Set task:
Repeat the records below exactly, leaving out every picture.

Dataset extract:
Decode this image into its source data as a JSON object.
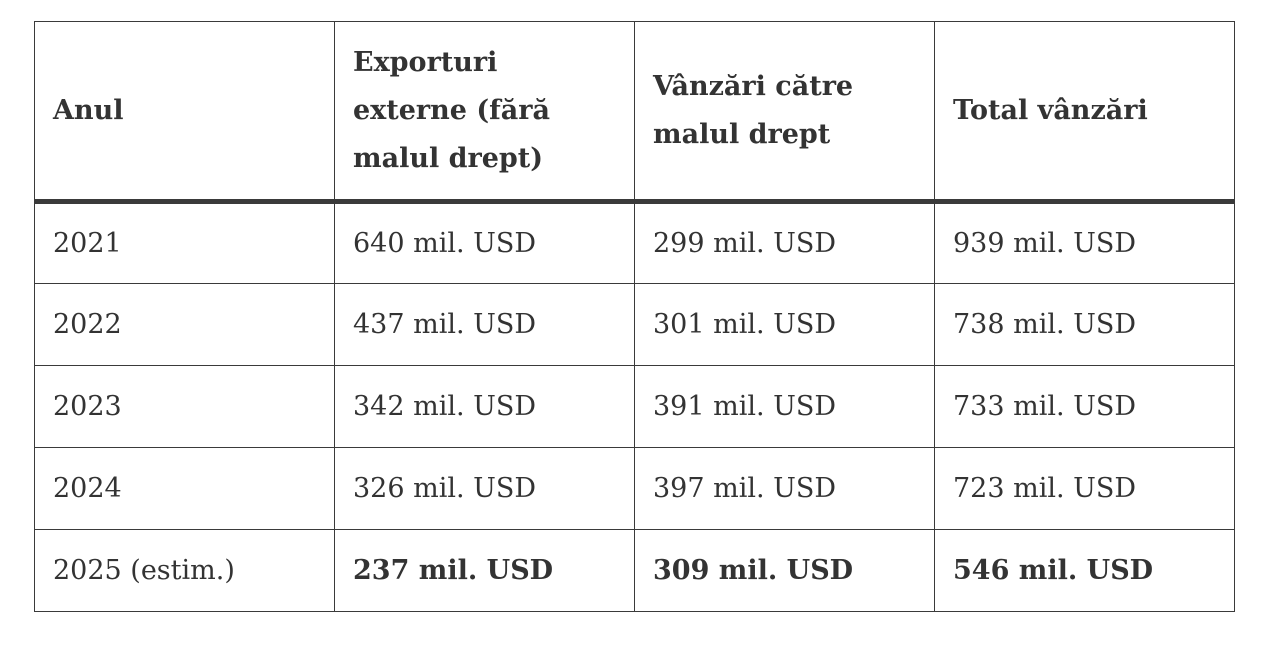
{
  "table": {
    "headers": [
      "Anul",
      "Exporturi externe (fără malul drept)",
      "Vânzări către malul drept",
      "Total vânzări"
    ],
    "rows": [
      [
        "2021",
        "640 mil. USD",
        "299 mil. USD",
        "939 mil. USD"
      ],
      [
        "2022",
        "437 mil. USD",
        "301 mil. USD",
        "738 mil. USD"
      ],
      [
        "2023",
        "342 mil. USD",
        "391 mil. USD",
        "733 mil. USD"
      ],
      [
        "2024",
        "326 mil. USD",
        "397 mil. USD",
        "723 mil. USD"
      ],
      [
        "2025 (estim.)",
        "237 mil. USD",
        "309 mil. USD",
        "546 mil. USD"
      ]
    ],
    "bold_row": 4
  }
}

Final result:
Decode this image into its source data as a JSON object.
{
  "table": {
    "headers": [
      "Anul",
      "Exporturi externe (fără malul drept)",
      "Vânzări către malul drept",
      "Total vânzări"
    ],
    "rows": [
      [
        "2021",
        "640 mil. USD",
        "299 mil. USD",
        "939 mil. USD"
      ],
      [
        "2022",
        "437 mil. USD",
        "301 mil. USD",
        "738 mil. USD"
      ],
      [
        "2023",
        "342 mil. USD",
        "391 mil. USD",
        "733 mil. USD"
      ],
      [
        "2024",
        "326 mil. USD",
        "397 mil. USD",
        "723 mil. USD"
      ],
      [
        "2025 (estim.)",
        "237 mil. USD",
        "309 mil. USD",
        "546 mil. USD"
      ]
    ],
    "bold_row": 4
  }
}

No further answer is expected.